→ **TASK DETAILS**
Using the forum thread on take-home centerpieces, say yes or no to each statement and quote the words that decide it: (a) One poster's florist owns the glass vases the centerpieces will be displayed in. (b) The floral designer says guests are usually not permitted to take the low centerpieces. (c) One couple agreed to pay an extra $10 for each vase not returned.

··· SOURCE DOCUMENT ···

(Closed) take home centerpieces

posted 12 years ago in Etiquette
Post # 3
Member
1297 posts
Bumble bee

I’ve never seen anyone take home a wedding centerpiece, but at other parties I’ve been to (engagement, anniversary, etc.) usually there is some game so that one person at the table will win the centerpiece.  Unless something like that happens so it is absolutely clear that people are supposed to take the centerpieces, then I think it’s rude to take them, especially wedding centerpieces since they’re so expensive or rented.

I’m not really sure what preventative measures you could take.  Do you have a wedding coordinator or someone in charge that could perhaps guard the exit? Sounds silly, but I can’t think of any other way to prevent people from taking them.  I think any type of sign will seem really out of place at a wedding.

Post # 4
Member
486 posts
Helper bee

Hrm – that’s strange. I would never take unless it were offered … seems weird to me – but I’m not sure what you would do to prevent it, honestly.

Post # 5
Member
5280 posts
Bee Keeper
  • Wedding: November 2010

yeah people always take them, perhaps have a sign or something on the table… or even in the program saying please don’t remove the centerpieces (but that seems so tacky to me to even say it)… but hey you gotta do what you gotta do

Post # 6
Member
1315 posts
Bumble bee
  • Wedding: September 2008

Most weddings I’ve been to, the centerpieces were for guests to take home.  And even still, sometimes people are rude about it- hording them or swiping them off other tables.

At the only wedding where they weren’t for guests, the staff came around and got them before the reception ended.  I wouldn’t recommend that, because the room looked disheveled afterwards and it was kind of strange having them come around and take away the centerpiece while the party was still supposed to be going on.

I might make a little placecard type sign to put on the table saying something like, “centerpieces property of XYZ floral, please do not remove”

Otherwise, perhaps have venue staff be on the lookout for people trying to take them home.

Post # 7
Member
1013 posts
Bumble bee
  • Wedding: July 2010

Pretty much every wedding that I’ve been to, there has been a game dedicated to winning & bringing home the centerpieces.  That being said, we’re not doing that at our wedding, 1st of all b/c our guests are all out-of-towners, so they wouldn’t be able to enjoy any take home centerpieces for much longer than the wedding night.  Also, our florist owns the glass vases that our centerpieces are going to be displayed in.  We did add some wording into our contract with the florist though… in case any of the vases “dissappear” due to guests feeling entitled to walk off with them, then we will pay an additional $8 per vase that is not returned at the end of the night.

Post # 8
Member
3 posts
Wannabee
  • Wedding: April 2010

Usually, if the centerpiece is in an easily transportable container, guests assume that they can be taken home.  Or sometimes a centerpiece is designed so it can be easily removed from its decorative container so that guests may take it home.  Staff at the site can assist guests in taking the pieces so they know it’s permitted.  As a floral designer and planner by trade, I know it’s a standard practice that guests are usually permitted to take the low centerpieces.  Otherwise, the site is left to throw away these beautiful arrangements. Some couples have donated the arrangements to local hospitals or nursing homes and make a sign so guests know that if they leave their arrangement it will be donated. Sometimes, flower arrangements are designed in rental containers which are usually tall pieces so it would make it very difficult for a guest to walk away with it.  If you were one of those guests who was walking away with a low centerpiece and someone stopped you and said you can’t take that, I’d feel a little embarrased so maybe the best thing to do is make a little sign to say the pieces will be “recycled” or something.  But then again, I guess being stopped at the door is better than getting a call the next day asking to get the arrangement back. 

Post # 9
Member
383 posts
Helper bee
  • Wedding: June 2010

yeah i agree how rude.

The topic ‘take home centerpieces’ is closed to new replies.

··· RECORDED DATA ···

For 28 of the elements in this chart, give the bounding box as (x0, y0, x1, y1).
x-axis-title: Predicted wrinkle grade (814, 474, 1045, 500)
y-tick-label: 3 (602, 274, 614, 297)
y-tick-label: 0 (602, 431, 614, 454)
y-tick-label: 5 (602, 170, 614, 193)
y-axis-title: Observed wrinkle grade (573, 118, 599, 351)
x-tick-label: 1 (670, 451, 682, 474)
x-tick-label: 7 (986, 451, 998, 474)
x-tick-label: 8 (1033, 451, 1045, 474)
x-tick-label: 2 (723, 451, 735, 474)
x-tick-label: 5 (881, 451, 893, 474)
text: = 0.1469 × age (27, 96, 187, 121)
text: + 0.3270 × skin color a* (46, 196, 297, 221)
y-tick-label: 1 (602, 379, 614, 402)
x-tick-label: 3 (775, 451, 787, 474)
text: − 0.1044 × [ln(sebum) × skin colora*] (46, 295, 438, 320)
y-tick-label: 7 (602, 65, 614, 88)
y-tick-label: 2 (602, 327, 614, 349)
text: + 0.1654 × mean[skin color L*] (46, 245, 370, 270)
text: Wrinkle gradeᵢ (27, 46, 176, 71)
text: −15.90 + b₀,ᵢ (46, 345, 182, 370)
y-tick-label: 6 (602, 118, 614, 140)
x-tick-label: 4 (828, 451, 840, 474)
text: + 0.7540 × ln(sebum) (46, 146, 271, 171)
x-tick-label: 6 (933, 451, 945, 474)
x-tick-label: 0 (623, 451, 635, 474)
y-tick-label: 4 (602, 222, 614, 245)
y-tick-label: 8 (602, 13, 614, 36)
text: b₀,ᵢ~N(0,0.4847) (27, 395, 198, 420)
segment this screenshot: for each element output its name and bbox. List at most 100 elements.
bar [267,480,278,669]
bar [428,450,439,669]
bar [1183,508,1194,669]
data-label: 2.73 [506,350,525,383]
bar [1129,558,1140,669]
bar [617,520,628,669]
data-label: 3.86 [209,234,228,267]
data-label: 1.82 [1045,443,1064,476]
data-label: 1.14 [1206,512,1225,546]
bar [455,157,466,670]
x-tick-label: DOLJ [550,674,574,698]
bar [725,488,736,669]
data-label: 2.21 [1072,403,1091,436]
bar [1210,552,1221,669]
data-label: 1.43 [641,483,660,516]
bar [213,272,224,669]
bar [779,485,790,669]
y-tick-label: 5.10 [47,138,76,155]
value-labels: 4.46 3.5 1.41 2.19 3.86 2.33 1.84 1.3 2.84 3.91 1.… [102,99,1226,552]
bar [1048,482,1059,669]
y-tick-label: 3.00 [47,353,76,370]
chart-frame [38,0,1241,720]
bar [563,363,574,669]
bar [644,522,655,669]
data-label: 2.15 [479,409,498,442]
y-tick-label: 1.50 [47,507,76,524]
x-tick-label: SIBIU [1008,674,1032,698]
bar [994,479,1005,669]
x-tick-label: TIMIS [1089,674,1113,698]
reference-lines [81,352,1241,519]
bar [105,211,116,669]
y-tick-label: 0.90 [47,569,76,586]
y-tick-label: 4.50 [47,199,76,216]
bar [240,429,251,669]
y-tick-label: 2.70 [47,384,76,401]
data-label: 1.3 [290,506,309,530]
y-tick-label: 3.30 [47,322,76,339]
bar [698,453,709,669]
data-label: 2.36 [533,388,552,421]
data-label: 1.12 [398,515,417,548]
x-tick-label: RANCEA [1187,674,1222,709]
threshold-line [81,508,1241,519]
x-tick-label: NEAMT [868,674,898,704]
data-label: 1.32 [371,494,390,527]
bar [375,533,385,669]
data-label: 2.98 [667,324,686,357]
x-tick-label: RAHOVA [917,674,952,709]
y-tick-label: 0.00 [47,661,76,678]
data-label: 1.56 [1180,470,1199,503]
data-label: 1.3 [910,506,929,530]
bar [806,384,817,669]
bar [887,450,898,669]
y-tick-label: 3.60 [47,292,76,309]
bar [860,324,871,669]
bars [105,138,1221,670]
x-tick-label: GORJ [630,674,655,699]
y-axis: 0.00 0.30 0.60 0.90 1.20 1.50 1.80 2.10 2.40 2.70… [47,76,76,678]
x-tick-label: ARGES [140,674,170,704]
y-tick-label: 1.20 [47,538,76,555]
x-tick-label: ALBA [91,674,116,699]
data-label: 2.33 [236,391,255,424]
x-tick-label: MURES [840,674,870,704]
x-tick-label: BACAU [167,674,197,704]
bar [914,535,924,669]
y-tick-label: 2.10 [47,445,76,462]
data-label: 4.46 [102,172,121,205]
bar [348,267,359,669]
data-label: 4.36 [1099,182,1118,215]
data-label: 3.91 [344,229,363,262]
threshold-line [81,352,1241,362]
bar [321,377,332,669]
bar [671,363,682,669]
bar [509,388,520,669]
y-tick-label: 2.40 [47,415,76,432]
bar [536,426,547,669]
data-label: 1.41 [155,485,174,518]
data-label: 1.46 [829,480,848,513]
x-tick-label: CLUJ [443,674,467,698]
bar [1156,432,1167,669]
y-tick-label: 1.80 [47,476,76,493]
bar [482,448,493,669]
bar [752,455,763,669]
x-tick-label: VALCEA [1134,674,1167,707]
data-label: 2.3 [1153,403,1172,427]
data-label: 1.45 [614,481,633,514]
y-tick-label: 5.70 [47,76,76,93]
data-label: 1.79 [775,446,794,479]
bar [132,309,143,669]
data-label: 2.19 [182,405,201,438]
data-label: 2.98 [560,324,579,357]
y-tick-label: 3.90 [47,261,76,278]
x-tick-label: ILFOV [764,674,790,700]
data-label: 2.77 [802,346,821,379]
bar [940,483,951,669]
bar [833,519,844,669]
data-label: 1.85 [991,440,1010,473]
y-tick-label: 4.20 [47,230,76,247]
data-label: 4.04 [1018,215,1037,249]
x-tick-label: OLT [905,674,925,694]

···

→ **TASK RESULT**
(a) Yes: "our florist owns the glass vases that our centerpieces are going to be displayed in."
(b) No: "I know it’s a standard practice that guests are usually permitted to take the low centerpieces."
(c) No: "we will pay an additional $8 per vase that is not returned at the end of the night."